* [Instruction]: In the copy, include every entry exactly but none of the pictures.

* [Data for processing]:
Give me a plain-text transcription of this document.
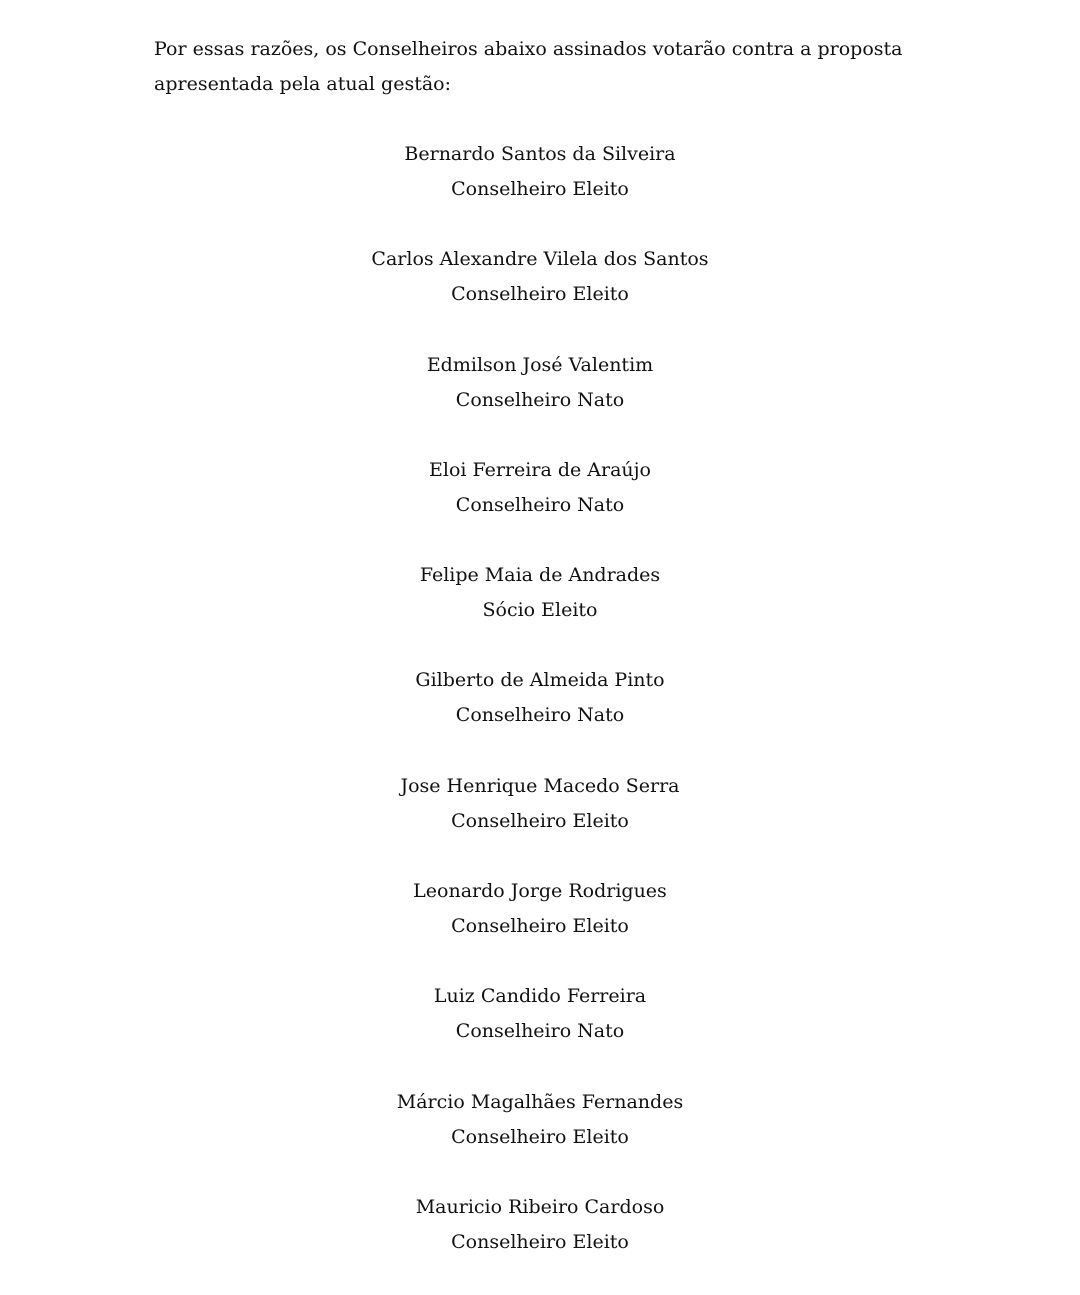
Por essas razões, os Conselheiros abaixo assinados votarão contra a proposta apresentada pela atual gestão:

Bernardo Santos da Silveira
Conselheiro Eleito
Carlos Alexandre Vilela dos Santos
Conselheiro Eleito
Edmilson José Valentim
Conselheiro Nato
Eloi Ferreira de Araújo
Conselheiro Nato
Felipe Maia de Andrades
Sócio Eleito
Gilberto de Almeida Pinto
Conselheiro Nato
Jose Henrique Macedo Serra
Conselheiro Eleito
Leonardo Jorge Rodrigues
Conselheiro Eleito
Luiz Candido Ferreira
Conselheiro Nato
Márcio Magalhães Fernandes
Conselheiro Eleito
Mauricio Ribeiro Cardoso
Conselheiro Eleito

* [Solved exercise]:
Give me a plain-text transcription of this document.
Por essas razões, os Conselheiros abaixo assinados votarão contra a proposta apresentada pela atual gestão:

Bernardo Santos da Silveira
Conselheiro Eleito
Carlos Alexandre Vilela dos Santos
Conselheiro Eleito
Edmilson José Valentim
Conselheiro Nato
Eloi Ferreira de Araújo
Conselheiro Nato
Felipe Maia de Andrades
Sócio Eleito
Gilberto de Almeida Pinto
Conselheiro Nato
Jose Henrique Macedo Serra
Conselheiro Eleito
Leonardo Jorge Rodrigues
Conselheiro Eleito
Luiz Candido Ferreira
Conselheiro Nato
Márcio Magalhães Fernandes
Conselheiro Eleito
Mauricio Ribeiro Cardoso
Conselheiro Eleito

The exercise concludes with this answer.